## [Exercise task]
Copy the material that follows word for word and omit its pictures.
>>>
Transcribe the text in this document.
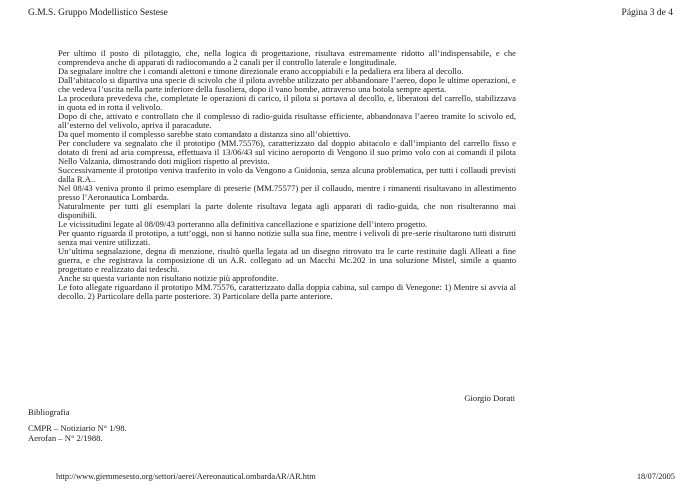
G.M.S. Gruppo Modellistico Sestese	Página 3 de 4

Per ultimo il posto di pilotaggio, che, nella logica di progettazione, risultava estremamente ridotto all’indispensabile, e che comprendeva anche di apparati di radiocomando a 2 canali per il controllo laterale e longitudinale.

Da segnalare inoltre che i comandi alettoni e timone direzionale erano accoppiabili e la pedaliera era libera al decollo.

Dall’abitacolo si dipartiva una specie di scivolo che il pilota avrebbe utilizzato per abbandonare l’aereo, dopo le ultime operazioni, e che vedeva l’uscita nella parte inferiore della fusoliera, dopo il vano bombe, attraverso una botola sempre aperta.

La procedura prevedeva che, completate le operazioni di carico, il pilota si portava al decollo, e, liberatosi del carrello, stabilizzava in quota ed in rotta il velivolo.

Dopo di che, attivato e controllato che il complesso di radio-guida risultasse efficiente, abbandonava l’aereo tramite lo scivolo ed, all’esterno del velivolo, apriva il paracadute.

Da quel momento il complesso sarebbe stato comandato a distanza sino all’obiettivo.

Per concludere va segnalato che il prototipo (MM.75576), caratterizzato dal doppio abitacolo e dall’impianto del carrello fisso e dotato di freni ad aria compressa, effettuava il 13/06/43 sul vicino aeroporto di Vengono il suo primo volo con ai comandi il pilota Nello Valzania, dimostrando doti migliori rispetto al previsto.

Successivamente il prototipo veniva trasferito in volo da Vengono a Guidonia, senza alcuna problematica, per tutti i collaudi previsti dalla R.A..

Nel 08/43 veniva pronto il primo esemplare di preserie (MM.75577) per il collaudo, mentre i rimanenti risultavano in allestimento presso l’Aeronautica Lombarda.

Naturalmente per tutti gli esemplari la parte dolente risultava legata agli apparati di radio-guida, che non risulteranno mai disponibili.

Le vicissitudini legate al 08/09/43 porteranno alla definitiva cancellazione e sparizione dell’intero progetto.

Per quanto riguarda il prototipo, a tutt’oggi, non si hanno notizie sulla sua fine, mentre i velivoli di pre-serie risultarono tutti distrutti senza mai venire utilizzati.

Un’ultima segnalazione, degna di menzione, risultò quella legata ad un disegno ritrovato tra le carte restituite dagli Alleati a fine guerra, e che registrava la composizione di un A.R. collegato ad un Macchi Mc.202 in una soluzione Mistel, simile a quanto progettato e realizzato dai tedeschi.

Anche su questa variante non risultano notizie più approfondite.

Le foto allegate riguardano il prototipo MM.75576, caratterizzato dalla doppia cabina, sul campo di Venegone: 1) Mentre si avvia al decollo. 2) Particolare della parte posteriore. 3) Particolare della parte anteriore.

Giorgio Dorati
Bibliografia
CMPR – Notiziario N° 1/98.
Aerofan – N° 2/1988.
http://www.giemmesesto.org/settori/aerei/Aereonautical.ombardaAR/AR.htm	18/07/2005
<<<
## [Response for this exercise]
Transcribe the text in this document.
G.M.S. Gruppo Modellistico Sestese	Página 3 de 4

Per ultimo il posto di pilotaggio, che, nella logica di progettazione, risultava estremamente ridotto all’indispensabile, e che comprendeva anche di apparati di radiocomando a 2 canali per il controllo laterale e longitudinale.

Da segnalare inoltre che i comandi alettoni e timone direzionale erano accoppiabili e la pedaliera era libera al decollo.

Dall’abitacolo si dipartiva una specie di scivolo che il pilota avrebbe utilizzato per abbandonare l’aereo, dopo le ultime operazioni, e che vedeva l’uscita nella parte inferiore della fusoliera, dopo il vano bombe, attraverso una botola sempre aperta.

La procedura prevedeva che, completate le operazioni di carico, il pilota si portava al decollo, e, liberatosi del carrello, stabilizzava in quota ed in rotta il velivolo.

Dopo di che, attivato e controllato che il complesso di radio-guida risultasse efficiente, abbandonava l’aereo tramite lo scivolo ed, all’esterno del velivolo, apriva il paracadute.

Da quel momento il complesso sarebbe stato comandato a distanza sino all’obiettivo.

Per concludere va segnalato che il prototipo (MM.75576), caratterizzato dal doppio abitacolo e dall’impianto del carrello fisso e dotato di freni ad aria compressa, effettuava il 13/06/43 sul vicino aeroporto di Vengono il suo primo volo con ai comandi il pilota Nello Valzania, dimostrando doti migliori rispetto al previsto.

Successivamente il prototipo veniva trasferito in volo da Vengono a Guidonia, senza alcuna problematica, per tutti i collaudi previsti dalla R.A..

Nel 08/43 veniva pronto il primo esemplare di preserie (MM.75577) per il collaudo, mentre i rimanenti risultavano in allestimento presso l’Aeronautica Lombarda.

Naturalmente per tutti gli esemplari la parte dolente risultava legata agli apparati di radio-guida, che non risulteranno mai disponibili.

Le vicissitudini legate al 08/09/43 porteranno alla definitiva cancellazione e sparizione dell’intero progetto.

Per quanto riguarda il prototipo, a tutt’oggi, non si hanno notizie sulla sua fine, mentre i velivoli di pre-serie risultarono tutti distrutti senza mai venire utilizzati.

Un’ultima segnalazione, degna di menzione, risultò quella legata ad un disegno ritrovato tra le carte restituite dagli Alleati a fine guerra, e che registrava la composizione di un A.R. collegato ad un Macchi Mc.202 in una soluzione Mistel, simile a quanto progettato e realizzato dai tedeschi.

Anche su questa variante non risultano notizie più approfondite.

Le foto allegate riguardano il prototipo MM.75576, caratterizzato dalla doppia cabina, sul campo di Venegone: 1) Mentre si avvia al decollo. 2) Particolare della parte posteriore. 3) Particolare della parte anteriore.

Giorgio Dorati
Bibliografia
CMPR – Notiziario N° 1/98.
Aerofan – N° 2/1988.
http://www.giemmesesto.org/settori/aerei/Aereonautical.ombardaAR/AR.htm	18/07/2005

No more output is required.